◆ What the task requires:
The entries below contain pictures. Retype everything except those pictures, exactly as given.

◆ Listed records:
-.-.-

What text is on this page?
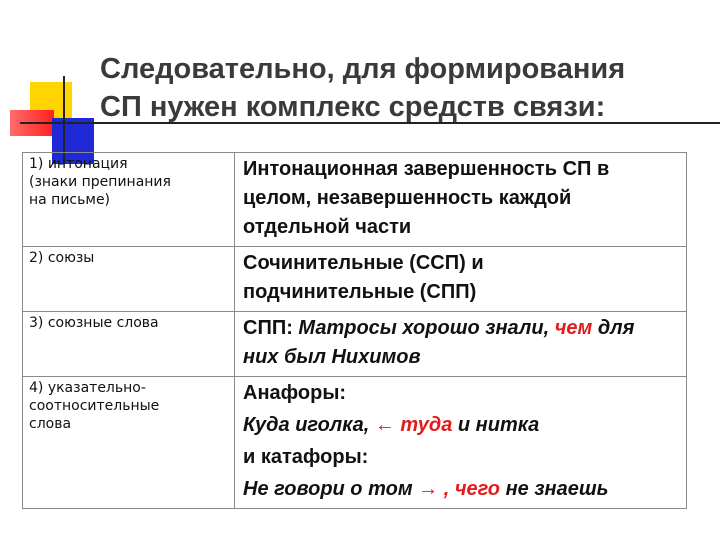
Следовательно, для формирования
СП нужен комплекс средств связи:
1) интонация
(знаки препинания
на письме)	Интонационная завершенность СП в
целом, незавершенность каждой
отдельной части

2) союзы	Сочинительные (ССП) и
подчинительные (СПП)

3) союзные слова	СПП: Матросы хорошо знали, чем для
них был Нихимов

4) указательно-
соотносительные
слова	Анафоры:
Куда иголка, ← туда и нитка
и катафоры:
Не говори о том → , чего не знаешь
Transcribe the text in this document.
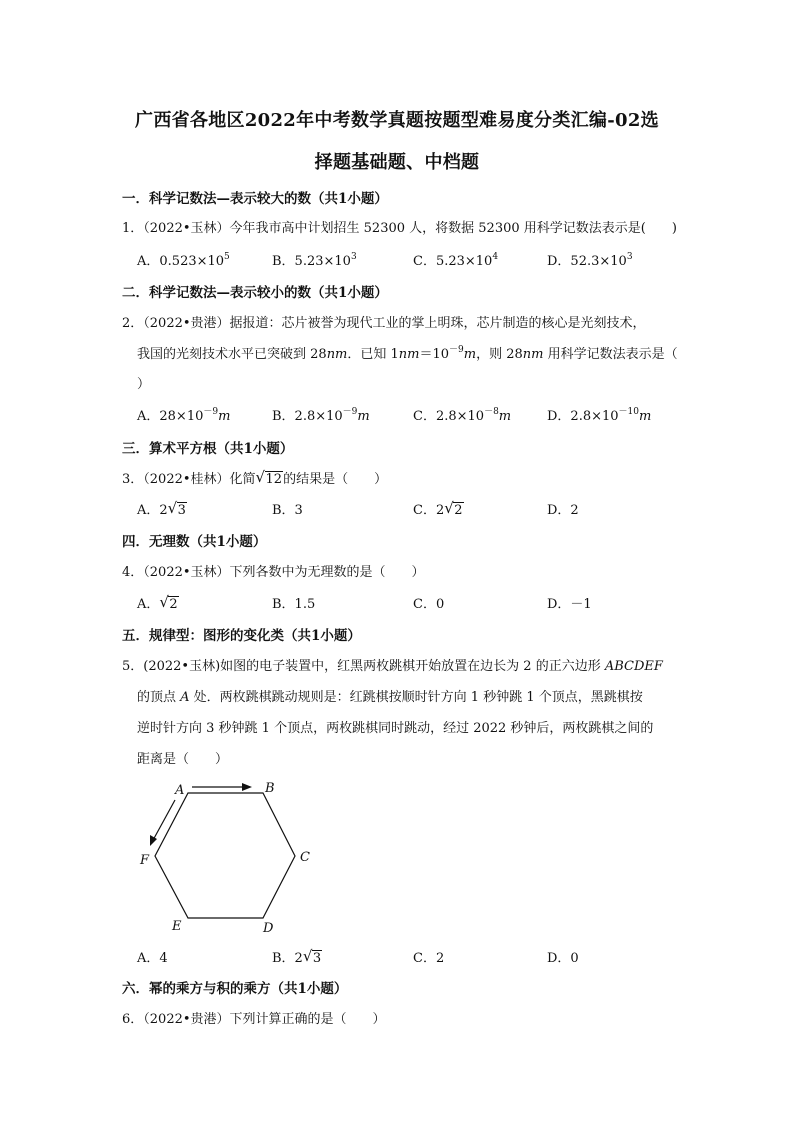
广西省各地区2022年中考数学真题按题型难易度分类汇编-02选
择题基础题、中档题
一．科学记数法—表示较大的数（共1小题）
1．（2022•玉林）今年我市高中计划招生 52300 人，将数据 52300 用科学记数法表示是(　　)
A．$0.523\times 10^5$	B．$5.23\times 10^3$	C．$5.23\times 10^4$	D．$52.3\times 10^3$
二．科学记数法—表示较小的数（共1小题）
2．（2022•贵港）据报道：芯片被誉为现代工业的掌上明珠，芯片制造的核心是光刻技术，
我国的光刻技术水平已突破到 28nm．已知 $1nm=10^{-9}m$，则 28nm 用科学记数法表示是（
）
A．$28\times 10^{-9}m$	B．$2.8\times 10^{-9}m$	C．$2.8\times 10^{-8}m$	D．$2.8\times 10^{-10}m$
三．算术平方根（共1小题）
3．（2022•桂林）化简 √ 12的结果是（　　）
A．2 √ 3	B．3	C．2 √ 2	D．2
四．无理数（共1小题）
4．（2022•玉林）下列各数中为无理数的是（　　）
A． √ 2	B．1.5	C．0	D．－1
五．规律型：图形的变化类（共1小题）
5．(2022•玉林)如图的电子装置中，红黑两枚跳棋开始放置在边长为 2 的正六边形 ABCDEF
的顶点 A 处．两枚跳棋跳动规则是：红跳棋按顺时针方向 1 秒钟跳 1 个顶点，黑跳棋按
逆时针方向 3 秒钟跳 1 个顶点，两枚跳棋同时跳动，经过 2022 秒钟后，两枚跳棋之间的
距离是（　　）
A	B
C
D
E
F
A．4	B．2 √ 3	C．2	D．0
六．幂的乘方与积的乘方（共1小题）
6．（2022•贵港）下列计算正确的是（　　）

-.-.-

◆ In response:
What text is on this page?
Следовательно, для формирования
СП нужен комплекс средств связи:
1) интонация
(знаки препинания
на письме)	Интонационная завершенность СП в
целом, незавершенность каждой
отдельной части

2) союзы	Сочинительные (ССП) и
подчинительные (СПП)

3) союзные слова	СПП: Матросы хорошо знали, чем для
них был Нихимов

4) указательно-
соотносительные
слова	Анафоры:
Куда иголка, ← туда и нитка
и катафоры:
Не говори о том → , чего не знаешь
Transcribe the text in this document.
广西省各地区2022年中考数学真题按题型难易度分类汇编-02选
择题基础题、中档题
一．科学记数法—表示较大的数（共1小题）
1．（2022•玉林）今年我市高中计划招生 52300 人，将数据 52300 用科学记数法表示是(　　)
A．$0.523\times 10^5$	B．$5.23\times 10^3$	C．$5.23\times 10^4$	D．$52.3\times 10^3$
二．科学记数法—表示较小的数（共1小题）
2．（2022•贵港）据报道：芯片被誉为现代工业的掌上明珠，芯片制造的核心是光刻技术，
我国的光刻技术水平已突破到 28nm．已知 $1nm=10^{-9}m$，则 28nm 用科学记数法表示是（
）
A．$28\times 10^{-9}m$	B．$2.8\times 10^{-9}m$	C．$2.8\times 10^{-8}m$	D．$2.8\times 10^{-10}m$
三．算术平方根（共1小题）
3．（2022•桂林）化简 √ 12的结果是（　　）
A．2 √ 3	B．3	C．2 √ 2	D．2
四．无理数（共1小题）
4．（2022•玉林）下列各数中为无理数的是（　　）
A． √ 2	B．1.5	C．0	D．－1
五．规律型：图形的变化类（共1小题）
5．(2022•玉林)如图的电子装置中，红黑两枚跳棋开始放置在边长为 2 的正六边形 ABCDEF
的顶点 A 处．两枚跳棋跳动规则是：红跳棋按顺时针方向 1 秒钟跳 1 个顶点，黑跳棋按
逆时针方向 3 秒钟跳 1 个顶点，两枚跳棋同时跳动，经过 2022 秒钟后，两枚跳棋之间的
距离是（　　）
A	B
C
D
E
F
A．4	B．2 √ 3	C．2	D．0
六．幂的乘方与积的乘方（共1小题）
6．（2022•贵港）下列计算正确的是（　　）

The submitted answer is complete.